* **What you will do**:
Write out, precisely and in full, each line of the material.

** start of Data extract **

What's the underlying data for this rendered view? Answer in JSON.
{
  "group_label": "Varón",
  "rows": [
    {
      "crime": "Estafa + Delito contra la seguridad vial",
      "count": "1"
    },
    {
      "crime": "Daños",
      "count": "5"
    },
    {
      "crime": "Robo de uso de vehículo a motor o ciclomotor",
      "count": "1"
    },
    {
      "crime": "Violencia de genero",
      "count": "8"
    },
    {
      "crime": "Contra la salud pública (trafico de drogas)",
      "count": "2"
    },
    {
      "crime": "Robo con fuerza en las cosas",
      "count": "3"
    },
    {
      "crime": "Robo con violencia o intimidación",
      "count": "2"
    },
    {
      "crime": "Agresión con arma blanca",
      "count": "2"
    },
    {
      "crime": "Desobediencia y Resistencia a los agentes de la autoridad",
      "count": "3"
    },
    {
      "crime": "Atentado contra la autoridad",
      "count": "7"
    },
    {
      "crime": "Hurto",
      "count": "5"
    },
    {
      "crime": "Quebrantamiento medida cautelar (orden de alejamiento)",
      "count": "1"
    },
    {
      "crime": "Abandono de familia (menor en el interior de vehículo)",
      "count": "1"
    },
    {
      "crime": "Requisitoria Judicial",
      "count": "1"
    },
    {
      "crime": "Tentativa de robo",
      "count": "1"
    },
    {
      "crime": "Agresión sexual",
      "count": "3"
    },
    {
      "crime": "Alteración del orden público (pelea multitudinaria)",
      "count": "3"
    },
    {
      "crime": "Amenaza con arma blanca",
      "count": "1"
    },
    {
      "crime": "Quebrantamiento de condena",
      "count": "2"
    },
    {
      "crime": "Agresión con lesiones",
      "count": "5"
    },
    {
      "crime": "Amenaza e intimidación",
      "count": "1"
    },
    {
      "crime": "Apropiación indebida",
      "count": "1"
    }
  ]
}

** end of Data extract **

* **Written solution**:
What's the underlying data for this rendered view? Answer in JSON.
{
  "group_label": "Varón",
  "rows": [
    {
      "crime": "Estafa + Delito contra la seguridad vial",
      "count": "1"
    },
    {
      "crime": "Daños",
      "count": "5"
    },
    {
      "crime": "Robo de uso de vehículo a motor o ciclomotor",
      "count": "1"
    },
    {
      "crime": "Violencia de genero",
      "count": "8"
    },
    {
      "crime": "Contra la salud pública (trafico de drogas)",
      "count": "2"
    },
    {
      "crime": "Robo con fuerza en las cosas",
      "count": "3"
    },
    {
      "crime": "Robo con violencia o intimidación",
      "count": "2"
    },
    {
      "crime": "Agresión con arma blanca",
      "count": "2"
    },
    {
      "crime": "Desobediencia y Resistencia a los agentes de la autoridad",
      "count": "3"
    },
    {
      "crime": "Atentado contra la autoridad",
      "count": "7"
    },
    {
      "crime": "Hurto",
      "count": "5"
    },
    {
      "crime": "Quebrantamiento medida cautelar (orden de alejamiento)",
      "count": "1"
    },
    {
      "crime": "Abandono de familia (menor en el interior de vehículo)",
      "count": "1"
    },
    {
      "crime": "Requisitoria Judicial",
      "count": "1"
    },
    {
      "crime": "Tentativa de robo",
      "count": "1"
    },
    {
      "crime": "Agresión sexual",
      "count": "3"
    },
    {
      "crime": "Alteración del orden público (pelea multitudinaria)",
      "count": "3"
    },
    {
      "crime": "Amenaza con arma blanca",
      "count": "1"
    },
    {
      "crime": "Quebrantamiento de condena",
      "count": "2"
    },
    {
      "crime": "Agresión con lesiones",
      "count": "5"
    },
    {
      "crime": "Amenaza e intimidación",
      "count": "1"
    },
    {
      "crime": "Apropiación indebida",
      "count": "1"
    }
  ]
}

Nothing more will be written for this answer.